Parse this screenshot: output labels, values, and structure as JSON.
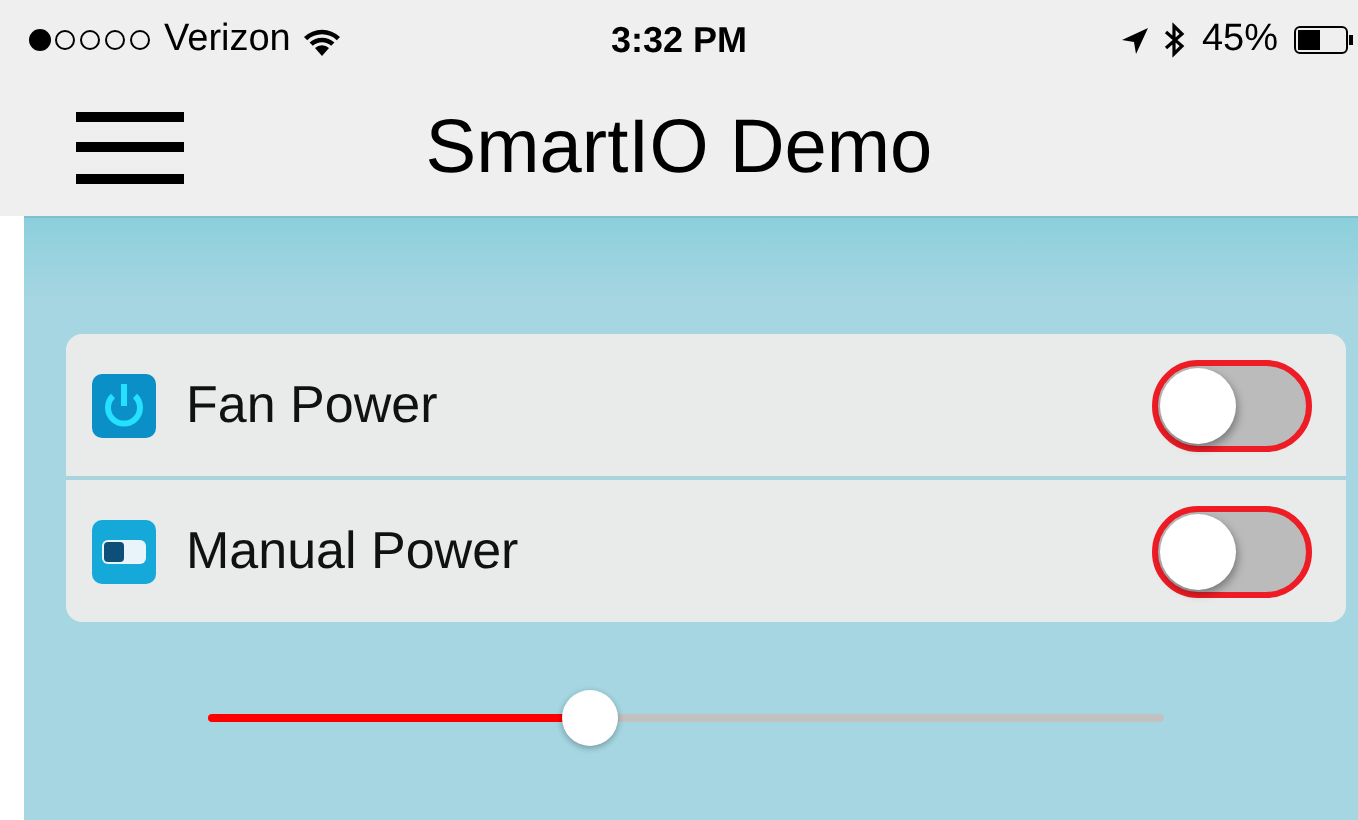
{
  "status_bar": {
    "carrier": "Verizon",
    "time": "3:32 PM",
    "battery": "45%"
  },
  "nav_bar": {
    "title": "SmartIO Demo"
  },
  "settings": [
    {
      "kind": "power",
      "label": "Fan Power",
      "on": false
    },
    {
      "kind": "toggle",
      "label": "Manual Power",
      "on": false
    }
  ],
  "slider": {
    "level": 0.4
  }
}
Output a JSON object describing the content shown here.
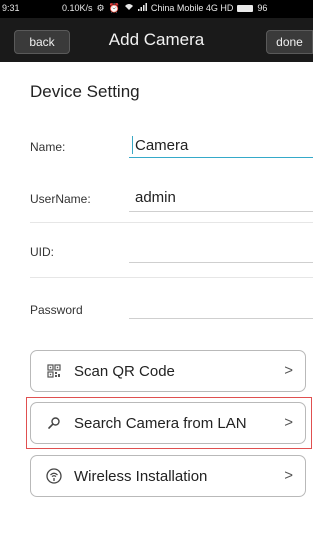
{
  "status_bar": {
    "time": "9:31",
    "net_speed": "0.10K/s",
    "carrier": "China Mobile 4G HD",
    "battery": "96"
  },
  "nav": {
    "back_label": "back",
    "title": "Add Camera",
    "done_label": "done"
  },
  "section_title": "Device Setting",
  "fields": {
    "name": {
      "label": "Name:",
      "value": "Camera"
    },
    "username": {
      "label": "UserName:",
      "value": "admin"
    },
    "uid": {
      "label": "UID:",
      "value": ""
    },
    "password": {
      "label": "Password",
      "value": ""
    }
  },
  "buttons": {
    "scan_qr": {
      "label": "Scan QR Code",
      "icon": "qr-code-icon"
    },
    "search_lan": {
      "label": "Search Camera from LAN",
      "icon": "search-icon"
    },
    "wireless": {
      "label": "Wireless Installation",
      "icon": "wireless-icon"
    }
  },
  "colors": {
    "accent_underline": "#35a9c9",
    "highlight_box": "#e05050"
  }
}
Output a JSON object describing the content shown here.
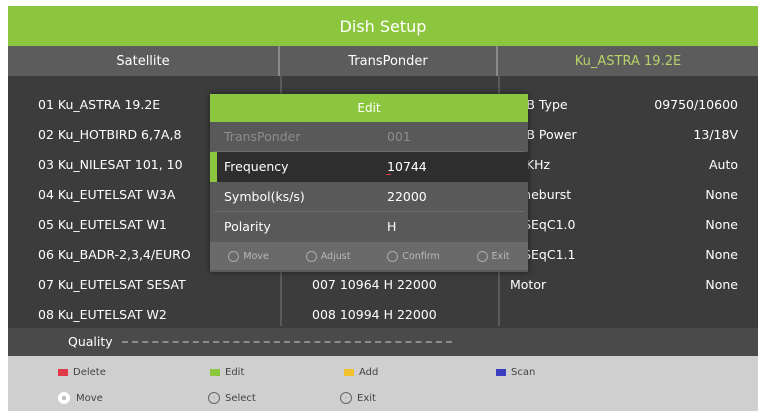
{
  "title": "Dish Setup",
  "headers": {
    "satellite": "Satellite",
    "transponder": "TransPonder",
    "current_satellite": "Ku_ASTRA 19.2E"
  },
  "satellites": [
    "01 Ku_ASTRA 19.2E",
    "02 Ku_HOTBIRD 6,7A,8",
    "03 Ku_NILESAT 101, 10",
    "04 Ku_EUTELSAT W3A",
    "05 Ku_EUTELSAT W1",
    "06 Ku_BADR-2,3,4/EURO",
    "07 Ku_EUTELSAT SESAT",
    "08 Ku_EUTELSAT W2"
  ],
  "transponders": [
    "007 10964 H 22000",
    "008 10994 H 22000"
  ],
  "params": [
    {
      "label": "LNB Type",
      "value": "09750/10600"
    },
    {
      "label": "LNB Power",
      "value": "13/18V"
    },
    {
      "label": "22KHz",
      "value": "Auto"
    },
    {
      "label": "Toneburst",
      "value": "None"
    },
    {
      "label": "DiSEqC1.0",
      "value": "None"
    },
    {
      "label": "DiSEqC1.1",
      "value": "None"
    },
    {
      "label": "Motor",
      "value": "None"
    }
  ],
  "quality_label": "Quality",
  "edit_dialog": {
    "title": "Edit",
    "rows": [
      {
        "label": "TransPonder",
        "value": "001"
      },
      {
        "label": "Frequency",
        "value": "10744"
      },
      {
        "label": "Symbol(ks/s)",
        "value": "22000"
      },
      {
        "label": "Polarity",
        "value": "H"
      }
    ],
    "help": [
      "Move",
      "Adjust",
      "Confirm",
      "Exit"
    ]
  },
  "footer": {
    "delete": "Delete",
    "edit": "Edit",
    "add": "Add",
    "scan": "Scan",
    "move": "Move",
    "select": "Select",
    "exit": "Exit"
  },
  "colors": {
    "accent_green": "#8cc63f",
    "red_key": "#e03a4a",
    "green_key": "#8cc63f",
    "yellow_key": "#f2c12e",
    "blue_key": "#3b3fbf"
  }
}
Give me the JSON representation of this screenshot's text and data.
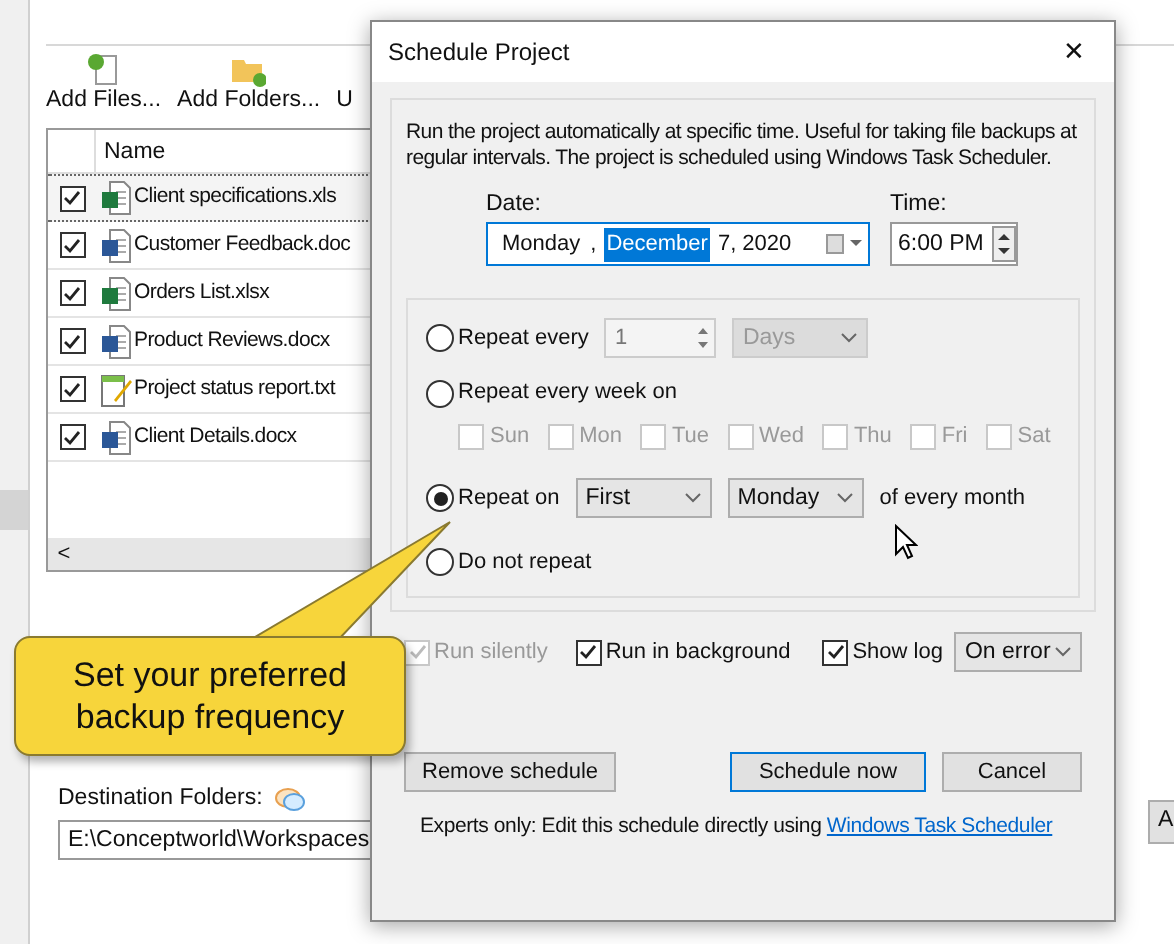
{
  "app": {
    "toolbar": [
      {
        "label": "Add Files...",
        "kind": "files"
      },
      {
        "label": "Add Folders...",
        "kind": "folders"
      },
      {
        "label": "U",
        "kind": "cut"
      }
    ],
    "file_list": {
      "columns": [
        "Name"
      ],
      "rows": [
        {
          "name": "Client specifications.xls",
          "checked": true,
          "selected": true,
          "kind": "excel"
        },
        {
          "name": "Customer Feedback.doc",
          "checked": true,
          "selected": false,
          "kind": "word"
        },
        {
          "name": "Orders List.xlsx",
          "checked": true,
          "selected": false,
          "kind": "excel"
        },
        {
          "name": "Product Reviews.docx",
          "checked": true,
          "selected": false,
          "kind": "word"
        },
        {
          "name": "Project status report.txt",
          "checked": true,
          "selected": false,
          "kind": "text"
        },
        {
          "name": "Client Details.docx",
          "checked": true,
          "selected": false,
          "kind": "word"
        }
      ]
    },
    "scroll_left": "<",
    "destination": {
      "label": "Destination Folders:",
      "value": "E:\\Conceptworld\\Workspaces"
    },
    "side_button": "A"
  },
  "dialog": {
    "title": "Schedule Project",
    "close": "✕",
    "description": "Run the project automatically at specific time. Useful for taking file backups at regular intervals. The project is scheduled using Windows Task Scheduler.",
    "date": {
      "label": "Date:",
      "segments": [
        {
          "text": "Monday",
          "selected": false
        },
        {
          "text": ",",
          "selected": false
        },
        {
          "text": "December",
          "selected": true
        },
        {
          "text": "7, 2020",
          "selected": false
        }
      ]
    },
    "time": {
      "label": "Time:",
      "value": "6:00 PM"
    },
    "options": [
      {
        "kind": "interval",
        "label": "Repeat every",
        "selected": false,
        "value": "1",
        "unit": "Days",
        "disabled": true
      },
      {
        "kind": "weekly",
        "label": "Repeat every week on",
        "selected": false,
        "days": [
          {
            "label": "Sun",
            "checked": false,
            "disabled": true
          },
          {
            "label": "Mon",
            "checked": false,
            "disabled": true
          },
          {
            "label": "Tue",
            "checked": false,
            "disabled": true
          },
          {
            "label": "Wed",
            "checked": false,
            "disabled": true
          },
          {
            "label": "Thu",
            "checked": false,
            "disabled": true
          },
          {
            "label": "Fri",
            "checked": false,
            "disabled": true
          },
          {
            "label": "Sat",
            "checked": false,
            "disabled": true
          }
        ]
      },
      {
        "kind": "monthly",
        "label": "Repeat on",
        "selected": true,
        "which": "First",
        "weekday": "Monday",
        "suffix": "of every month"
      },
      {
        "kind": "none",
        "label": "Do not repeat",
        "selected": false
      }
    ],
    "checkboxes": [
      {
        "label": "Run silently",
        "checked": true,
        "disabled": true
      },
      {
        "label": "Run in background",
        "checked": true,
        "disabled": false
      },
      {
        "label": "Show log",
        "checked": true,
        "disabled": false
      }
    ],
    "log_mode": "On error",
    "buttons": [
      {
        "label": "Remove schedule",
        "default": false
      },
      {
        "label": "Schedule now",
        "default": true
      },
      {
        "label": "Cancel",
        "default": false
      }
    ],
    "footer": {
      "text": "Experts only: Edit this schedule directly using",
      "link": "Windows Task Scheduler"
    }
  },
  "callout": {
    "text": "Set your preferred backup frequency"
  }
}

▬▬▬▬▬▬

■ Work required ■
Return the material word for word. Pictures are not part of the copy.

■ Complete answer ■
Parse this screenshot: output labels, values, and structure as JSON.
{
  "status_bar": {
    "carrier": "Verizon",
    "time": "3:32 PM",
    "battery": "45%"
  },
  "nav_bar": {
    "title": "SmartIO Demo"
  },
  "settings": [
    {
      "kind": "power",
      "label": "Fan Power",
      "on": false
    },
    {
      "kind": "toggle",
      "label": "Manual Power",
      "on": false
    }
  ],
  "slider": {
    "level": 0.4
  }
}
Output a JSON object describing the content shown here.
{
  "status_bar": {
    "time": "9:31",
    "net_speed": "0.10K/s",
    "carrier": "China Mobile 4G HD",
    "battery": "96"
  },
  "nav": {
    "back_label": "back",
    "title": "Add Camera",
    "done_label": "done"
  },
  "section_title": "Device Setting",
  "fields": {
    "name": {
      "label": "Name:",
      "value": "Camera"
    },
    "username": {
      "label": "UserName:",
      "value": "admin"
    },
    "uid": {
      "label": "UID:",
      "value": ""
    },
    "password": {
      "label": "Password",
      "value": ""
    }
  },
  "buttons": {
    "scan_qr": {
      "label": "Scan QR Code",
      "icon": "qr-code-icon"
    },
    "search_lan": {
      "label": "Search Camera from LAN",
      "icon": "search-icon"
    },
    "wireless": {
      "label": "Wireless Installation",
      "icon": "wireless-icon"
    }
  },
  "colors": {
    "accent_underline": "#35a9c9",
    "highlight_box": "#e05050"
  }
}
Output a JSON object describing the content shown here.
{
  "title": "Dish Setup",
  "headers": {
    "satellite": "Satellite",
    "transponder": "TransPonder",
    "current_satellite": "Ku_ASTRA 19.2E"
  },
  "satellites": [
    "01 Ku_ASTRA 19.2E",
    "02 Ku_HOTBIRD 6,7A,8",
    "03 Ku_NILESAT 101, 10",
    "04 Ku_EUTELSAT W3A",
    "05 Ku_EUTELSAT W1",
    "06 Ku_BADR-2,3,4/EURO",
    "07 Ku_EUTELSAT SESAT",
    "08 Ku_EUTELSAT W2"
  ],
  "transponders": [
    "007 10964 H 22000",
    "008 10994 H 22000"
  ],
  "params": [
    {
      "label": "LNB Type",
      "value": "09750/10600"
    },
    {
      "label": "LNB Power",
      "value": "13/18V"
    },
    {
      "label": "22KHz",
      "value": "Auto"
    },
    {
      "label": "Toneburst",
      "value": "None"
    },
    {
      "label": "DiSEqC1.0",
      "value": "None"
    },
    {
      "label": "DiSEqC1.1",
      "value": "None"
    },
    {
      "label": "Motor",
      "value": "None"
    }
  ],
  "quality_label": "Quality",
  "edit_dialog": {
    "title": "Edit",
    "rows": [
      {
        "label": "TransPonder",
        "value": "001"
      },
      {
        "label": "Frequency",
        "value": "10744"
      },
      {
        "label": "Symbol(ks/s)",
        "value": "22000"
      },
      {
        "label": "Polarity",
        "value": "H"
      }
    ],
    "help": [
      "Move",
      "Adjust",
      "Confirm",
      "Exit"
    ]
  },
  "footer": {
    "delete": "Delete",
    "edit": "Edit",
    "add": "Add",
    "scan": "Scan",
    "move": "Move",
    "select": "Select",
    "exit": "Exit"
  },
  "colors": {
    "accent_green": "#8cc63f",
    "red_key": "#e03a4a",
    "green_key": "#8cc63f",
    "yellow_key": "#f2c12e",
    "blue_key": "#3b3fbf"
  }
}
Give me the JSON representation of this screenshot's text and data.
{
  "app": {
    "toolbar": [
      {
        "label": "Add Files...",
        "kind": "files"
      },
      {
        "label": "Add Folders...",
        "kind": "folders"
      },
      {
        "label": "U",
        "kind": "cut"
      }
    ],
    "file_list": {
      "columns": [
        "Name"
      ],
      "rows": [
        {
          "name": "Client specifications.xls",
          "checked": true,
          "selected": true,
          "kind": "excel"
        },
        {
          "name": "Customer Feedback.doc",
          "checked": true,
          "selected": false,
          "kind": "word"
        },
        {
          "name": "Orders List.xlsx",
          "checked": true,
          "selected": false,
          "kind": "excel"
        },
        {
          "name": "Product Reviews.docx",
          "checked": true,
          "selected": false,
          "kind": "word"
        },
        {
          "name": "Project status report.txt",
          "checked": true,
          "selected": false,
          "kind": "text"
        },
        {
          "name": "Client Details.docx",
          "checked": true,
          "selected": false,
          "kind": "word"
        }
      ]
    },
    "scroll_left": "<",
    "destination": {
      "label": "Destination Folders:",
      "value": "E:\\Conceptworld\\Workspaces"
    },
    "side_button": "A"
  },
  "dialog": {
    "title": "Schedule Project",
    "close": "✕",
    "description": "Run the project automatically at specific time. Useful for taking file backups at regular intervals. The project is scheduled using Windows Task Scheduler.",
    "date": {
      "label": "Date:",
      "segments": [
        {
          "text": "Monday",
          "selected": false
        },
        {
          "text": ",",
          "selected": false
        },
        {
          "text": "December",
          "selected": true
        },
        {
          "text": "7, 2020",
          "selected": false
        }
      ]
    },
    "time": {
      "label": "Time:",
      "value": "6:00 PM"
    },
    "options": [
      {
        "kind": "interval",
        "label": "Repeat every",
        "selected": false,
        "value": "1",
        "unit": "Days",
        "disabled": true
      },
      {
        "kind": "weekly",
        "label": "Repeat every week on",
        "selected": false,
        "days": [
          {
            "label": "Sun",
            "checked": false,
            "disabled": true
          },
          {
            "label": "Mon",
            "checked": false,
            "disabled": true
          },
          {
            "label": "Tue",
            "checked": false,
            "disabled": true
          },
          {
            "label": "Wed",
            "checked": false,
            "disabled": true
          },
          {
            "label": "Thu",
            "checked": false,
            "disabled": true
          },
          {
            "label": "Fri",
            "checked": false,
            "disabled": true
          },
          {
            "label": "Sat",
            "checked": false,
            "disabled": true
          }
        ]
      },
      {
        "kind": "monthly",
        "label": "Repeat on",
        "selected": true,
        "which": "First",
        "weekday": "Monday",
        "suffix": "of every month"
      },
      {
        "kind": "none",
        "label": "Do not repeat",
        "selected": false
      }
    ],
    "checkboxes": [
      {
        "label": "Run silently",
        "checked": true,
        "disabled": true
      },
      {
        "label": "Run in background",
        "checked": true,
        "disabled": false
      },
      {
        "label": "Show log",
        "checked": true,
        "disabled": false
      }
    ],
    "log_mode": "On error",
    "buttons": [
      {
        "label": "Remove schedule",
        "default": false
      },
      {
        "label": "Schedule now",
        "default": true
      },
      {
        "label": "Cancel",
        "default": false
      }
    ],
    "footer": {
      "text": "Experts only: Edit this schedule directly using",
      "link": "Windows Task Scheduler"
    }
  },
  "callout": {
    "text": "Set your preferred backup frequency"
  }
}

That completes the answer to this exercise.